§ **EXTRACTED ENTRIES**
━━━━

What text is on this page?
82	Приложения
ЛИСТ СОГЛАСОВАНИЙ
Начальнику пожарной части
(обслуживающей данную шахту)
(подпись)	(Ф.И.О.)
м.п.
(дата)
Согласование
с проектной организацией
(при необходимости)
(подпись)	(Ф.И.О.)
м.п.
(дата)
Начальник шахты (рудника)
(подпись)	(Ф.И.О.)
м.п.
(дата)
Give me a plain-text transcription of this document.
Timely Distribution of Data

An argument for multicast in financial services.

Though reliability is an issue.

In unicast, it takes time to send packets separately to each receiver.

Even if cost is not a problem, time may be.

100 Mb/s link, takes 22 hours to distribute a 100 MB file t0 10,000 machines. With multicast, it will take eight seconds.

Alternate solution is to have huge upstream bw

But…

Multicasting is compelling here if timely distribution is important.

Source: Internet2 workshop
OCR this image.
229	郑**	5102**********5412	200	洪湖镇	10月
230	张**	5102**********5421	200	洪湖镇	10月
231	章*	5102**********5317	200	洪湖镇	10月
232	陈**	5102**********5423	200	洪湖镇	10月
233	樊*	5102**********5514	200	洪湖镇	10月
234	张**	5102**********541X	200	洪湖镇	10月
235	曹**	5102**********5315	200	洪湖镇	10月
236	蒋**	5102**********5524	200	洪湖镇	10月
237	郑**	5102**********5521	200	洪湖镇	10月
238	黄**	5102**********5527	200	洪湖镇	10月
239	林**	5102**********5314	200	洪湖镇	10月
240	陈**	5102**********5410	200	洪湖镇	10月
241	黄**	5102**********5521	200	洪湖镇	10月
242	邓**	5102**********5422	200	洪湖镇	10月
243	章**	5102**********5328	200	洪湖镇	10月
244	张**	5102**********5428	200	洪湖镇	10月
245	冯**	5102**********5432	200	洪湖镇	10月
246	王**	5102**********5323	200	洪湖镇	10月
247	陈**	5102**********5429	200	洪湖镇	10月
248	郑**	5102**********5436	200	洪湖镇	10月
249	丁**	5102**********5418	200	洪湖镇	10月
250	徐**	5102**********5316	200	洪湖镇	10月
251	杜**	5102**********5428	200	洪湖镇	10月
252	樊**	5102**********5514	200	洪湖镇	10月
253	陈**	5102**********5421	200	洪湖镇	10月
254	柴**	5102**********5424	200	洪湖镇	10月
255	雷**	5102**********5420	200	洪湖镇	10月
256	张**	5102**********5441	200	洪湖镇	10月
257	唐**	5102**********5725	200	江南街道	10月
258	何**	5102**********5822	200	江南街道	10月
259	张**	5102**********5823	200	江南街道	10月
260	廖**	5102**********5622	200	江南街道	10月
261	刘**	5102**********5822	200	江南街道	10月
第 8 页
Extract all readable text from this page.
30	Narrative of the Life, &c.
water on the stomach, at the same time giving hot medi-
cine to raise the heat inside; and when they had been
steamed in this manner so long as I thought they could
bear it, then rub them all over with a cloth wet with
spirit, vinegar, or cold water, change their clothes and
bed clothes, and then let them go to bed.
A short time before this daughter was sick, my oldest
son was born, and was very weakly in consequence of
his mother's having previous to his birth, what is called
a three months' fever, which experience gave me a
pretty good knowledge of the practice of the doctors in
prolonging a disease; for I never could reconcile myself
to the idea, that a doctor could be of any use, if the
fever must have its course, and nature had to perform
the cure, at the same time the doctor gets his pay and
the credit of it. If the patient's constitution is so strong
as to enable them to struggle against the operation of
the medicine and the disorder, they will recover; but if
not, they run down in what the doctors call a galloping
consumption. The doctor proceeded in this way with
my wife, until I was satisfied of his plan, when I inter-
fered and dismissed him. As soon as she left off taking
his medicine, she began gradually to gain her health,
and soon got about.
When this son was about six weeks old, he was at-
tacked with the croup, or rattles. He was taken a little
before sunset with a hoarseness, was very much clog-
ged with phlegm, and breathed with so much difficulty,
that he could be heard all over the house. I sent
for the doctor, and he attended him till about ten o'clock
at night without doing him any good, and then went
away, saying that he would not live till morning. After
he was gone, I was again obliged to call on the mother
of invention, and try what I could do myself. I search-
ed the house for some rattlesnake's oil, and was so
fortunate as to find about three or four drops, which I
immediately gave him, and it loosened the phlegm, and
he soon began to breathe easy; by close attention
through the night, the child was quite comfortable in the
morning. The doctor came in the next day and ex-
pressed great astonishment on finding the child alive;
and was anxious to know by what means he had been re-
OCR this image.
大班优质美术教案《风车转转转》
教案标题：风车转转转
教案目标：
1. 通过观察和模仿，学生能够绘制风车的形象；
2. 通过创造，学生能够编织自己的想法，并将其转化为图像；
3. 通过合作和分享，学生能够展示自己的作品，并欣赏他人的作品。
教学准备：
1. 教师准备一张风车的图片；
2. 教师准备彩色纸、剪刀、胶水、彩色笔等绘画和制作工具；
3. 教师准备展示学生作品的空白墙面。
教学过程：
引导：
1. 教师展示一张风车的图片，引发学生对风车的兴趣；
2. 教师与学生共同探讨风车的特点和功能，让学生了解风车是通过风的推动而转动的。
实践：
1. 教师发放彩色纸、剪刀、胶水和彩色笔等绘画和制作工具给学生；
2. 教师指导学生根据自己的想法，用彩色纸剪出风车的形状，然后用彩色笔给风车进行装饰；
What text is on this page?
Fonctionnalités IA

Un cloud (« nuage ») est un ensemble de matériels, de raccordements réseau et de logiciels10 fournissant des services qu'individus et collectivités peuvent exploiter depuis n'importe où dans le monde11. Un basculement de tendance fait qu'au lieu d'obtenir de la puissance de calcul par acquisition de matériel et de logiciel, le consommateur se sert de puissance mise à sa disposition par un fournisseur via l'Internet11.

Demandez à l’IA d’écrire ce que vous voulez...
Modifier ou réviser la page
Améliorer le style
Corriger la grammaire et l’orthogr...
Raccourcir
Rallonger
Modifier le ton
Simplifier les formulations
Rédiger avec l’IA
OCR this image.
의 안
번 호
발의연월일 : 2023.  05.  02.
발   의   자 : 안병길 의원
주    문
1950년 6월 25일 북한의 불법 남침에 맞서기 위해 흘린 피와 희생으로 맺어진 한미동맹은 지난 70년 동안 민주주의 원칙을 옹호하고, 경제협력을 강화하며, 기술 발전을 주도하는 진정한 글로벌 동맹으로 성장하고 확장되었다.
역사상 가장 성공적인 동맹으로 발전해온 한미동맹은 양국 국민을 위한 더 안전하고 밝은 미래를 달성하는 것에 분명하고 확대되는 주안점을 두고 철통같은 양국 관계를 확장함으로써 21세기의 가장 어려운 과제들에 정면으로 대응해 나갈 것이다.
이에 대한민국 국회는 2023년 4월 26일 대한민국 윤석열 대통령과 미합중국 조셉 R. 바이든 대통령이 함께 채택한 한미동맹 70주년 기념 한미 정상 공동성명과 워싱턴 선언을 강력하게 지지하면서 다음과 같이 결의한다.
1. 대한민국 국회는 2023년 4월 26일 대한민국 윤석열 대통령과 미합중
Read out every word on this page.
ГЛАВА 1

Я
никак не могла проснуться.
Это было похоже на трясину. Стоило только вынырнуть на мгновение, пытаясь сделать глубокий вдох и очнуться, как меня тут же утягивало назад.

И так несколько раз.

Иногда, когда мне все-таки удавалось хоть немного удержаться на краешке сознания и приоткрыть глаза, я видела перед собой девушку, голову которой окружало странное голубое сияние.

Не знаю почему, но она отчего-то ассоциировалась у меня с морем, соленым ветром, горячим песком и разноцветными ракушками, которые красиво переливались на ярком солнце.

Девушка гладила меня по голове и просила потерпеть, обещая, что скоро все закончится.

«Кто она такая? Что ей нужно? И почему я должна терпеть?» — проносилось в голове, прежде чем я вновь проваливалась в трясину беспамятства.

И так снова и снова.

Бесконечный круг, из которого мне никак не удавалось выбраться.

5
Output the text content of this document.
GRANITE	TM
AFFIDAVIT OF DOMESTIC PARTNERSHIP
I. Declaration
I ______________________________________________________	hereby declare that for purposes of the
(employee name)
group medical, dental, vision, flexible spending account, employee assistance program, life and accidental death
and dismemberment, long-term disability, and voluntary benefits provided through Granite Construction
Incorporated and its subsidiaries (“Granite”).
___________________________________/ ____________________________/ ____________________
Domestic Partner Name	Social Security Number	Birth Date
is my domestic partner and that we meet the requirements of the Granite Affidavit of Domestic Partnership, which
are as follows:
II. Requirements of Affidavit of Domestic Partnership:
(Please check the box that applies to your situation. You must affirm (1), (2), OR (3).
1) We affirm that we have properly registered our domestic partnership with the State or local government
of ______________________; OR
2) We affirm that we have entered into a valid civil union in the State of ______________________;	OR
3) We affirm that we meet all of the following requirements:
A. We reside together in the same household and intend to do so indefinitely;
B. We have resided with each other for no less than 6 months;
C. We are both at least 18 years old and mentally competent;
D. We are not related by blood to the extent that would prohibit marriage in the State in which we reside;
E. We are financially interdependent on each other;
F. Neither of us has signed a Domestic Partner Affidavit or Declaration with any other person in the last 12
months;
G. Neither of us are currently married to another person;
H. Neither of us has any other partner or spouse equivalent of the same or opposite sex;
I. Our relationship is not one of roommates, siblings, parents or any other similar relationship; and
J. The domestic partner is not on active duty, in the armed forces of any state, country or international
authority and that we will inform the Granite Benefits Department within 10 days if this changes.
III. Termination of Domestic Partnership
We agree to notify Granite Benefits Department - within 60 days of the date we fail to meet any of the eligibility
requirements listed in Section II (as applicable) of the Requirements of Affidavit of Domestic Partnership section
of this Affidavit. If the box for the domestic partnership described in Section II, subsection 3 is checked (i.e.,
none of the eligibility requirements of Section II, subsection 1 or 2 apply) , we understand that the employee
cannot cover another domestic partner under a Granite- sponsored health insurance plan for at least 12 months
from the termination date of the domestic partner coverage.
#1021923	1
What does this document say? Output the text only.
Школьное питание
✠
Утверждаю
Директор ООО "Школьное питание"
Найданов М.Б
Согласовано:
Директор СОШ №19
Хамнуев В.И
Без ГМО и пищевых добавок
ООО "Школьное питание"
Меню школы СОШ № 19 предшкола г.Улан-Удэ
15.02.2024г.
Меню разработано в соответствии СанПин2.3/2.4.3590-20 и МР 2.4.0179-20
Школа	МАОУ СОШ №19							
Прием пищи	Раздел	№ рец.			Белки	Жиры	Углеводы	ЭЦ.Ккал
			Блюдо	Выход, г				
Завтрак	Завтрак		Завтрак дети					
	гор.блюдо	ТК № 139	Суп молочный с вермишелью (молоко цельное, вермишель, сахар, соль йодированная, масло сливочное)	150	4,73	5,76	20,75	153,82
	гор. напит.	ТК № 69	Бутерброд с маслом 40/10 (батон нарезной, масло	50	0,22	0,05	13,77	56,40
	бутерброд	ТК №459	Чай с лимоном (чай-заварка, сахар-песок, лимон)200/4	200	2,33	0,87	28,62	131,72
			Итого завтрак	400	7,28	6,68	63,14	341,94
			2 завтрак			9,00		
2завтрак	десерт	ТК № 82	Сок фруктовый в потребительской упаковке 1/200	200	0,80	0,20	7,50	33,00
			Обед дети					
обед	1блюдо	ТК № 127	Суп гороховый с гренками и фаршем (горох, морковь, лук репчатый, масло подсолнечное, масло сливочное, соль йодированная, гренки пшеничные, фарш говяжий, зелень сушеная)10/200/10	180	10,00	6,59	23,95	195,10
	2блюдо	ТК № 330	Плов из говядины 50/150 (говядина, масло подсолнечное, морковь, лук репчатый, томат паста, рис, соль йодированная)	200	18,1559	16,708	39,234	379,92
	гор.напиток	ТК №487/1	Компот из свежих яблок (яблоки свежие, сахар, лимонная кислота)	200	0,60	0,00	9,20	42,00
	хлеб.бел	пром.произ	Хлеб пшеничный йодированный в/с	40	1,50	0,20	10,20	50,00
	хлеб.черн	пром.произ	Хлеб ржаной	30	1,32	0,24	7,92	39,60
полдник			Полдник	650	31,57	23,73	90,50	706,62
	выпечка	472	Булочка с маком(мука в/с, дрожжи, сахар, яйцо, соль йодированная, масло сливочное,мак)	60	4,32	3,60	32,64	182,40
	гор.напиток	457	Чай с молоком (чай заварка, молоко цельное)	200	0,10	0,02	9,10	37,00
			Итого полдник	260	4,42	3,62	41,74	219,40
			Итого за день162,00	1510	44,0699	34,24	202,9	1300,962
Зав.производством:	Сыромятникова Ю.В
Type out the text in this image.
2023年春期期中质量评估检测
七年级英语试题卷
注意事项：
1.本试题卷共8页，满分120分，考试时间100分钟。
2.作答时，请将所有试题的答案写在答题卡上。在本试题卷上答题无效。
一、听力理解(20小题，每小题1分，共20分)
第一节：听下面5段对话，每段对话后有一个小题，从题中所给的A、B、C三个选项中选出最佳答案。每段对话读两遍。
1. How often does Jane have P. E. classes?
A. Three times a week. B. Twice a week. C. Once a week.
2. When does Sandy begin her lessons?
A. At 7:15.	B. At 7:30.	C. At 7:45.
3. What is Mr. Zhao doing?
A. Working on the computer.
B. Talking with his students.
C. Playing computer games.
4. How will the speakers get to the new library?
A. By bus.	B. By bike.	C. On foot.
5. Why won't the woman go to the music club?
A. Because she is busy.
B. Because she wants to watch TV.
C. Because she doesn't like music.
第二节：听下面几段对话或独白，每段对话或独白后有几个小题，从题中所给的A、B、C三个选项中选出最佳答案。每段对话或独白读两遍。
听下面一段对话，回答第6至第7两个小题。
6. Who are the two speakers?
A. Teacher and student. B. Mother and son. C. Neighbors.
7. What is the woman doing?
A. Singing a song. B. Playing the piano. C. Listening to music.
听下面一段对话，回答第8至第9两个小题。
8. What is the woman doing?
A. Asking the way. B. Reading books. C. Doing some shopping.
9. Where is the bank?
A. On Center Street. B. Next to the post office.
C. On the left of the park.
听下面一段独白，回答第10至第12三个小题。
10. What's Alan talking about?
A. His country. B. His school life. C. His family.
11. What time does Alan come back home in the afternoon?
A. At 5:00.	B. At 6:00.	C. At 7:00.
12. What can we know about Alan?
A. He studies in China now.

━━━━

§ **EXERCISE**
Show each line holding the word "computer".

§ **ANSWER FOR THIS EXERCISE**
A. Working on the computer.
C. Playing computer games.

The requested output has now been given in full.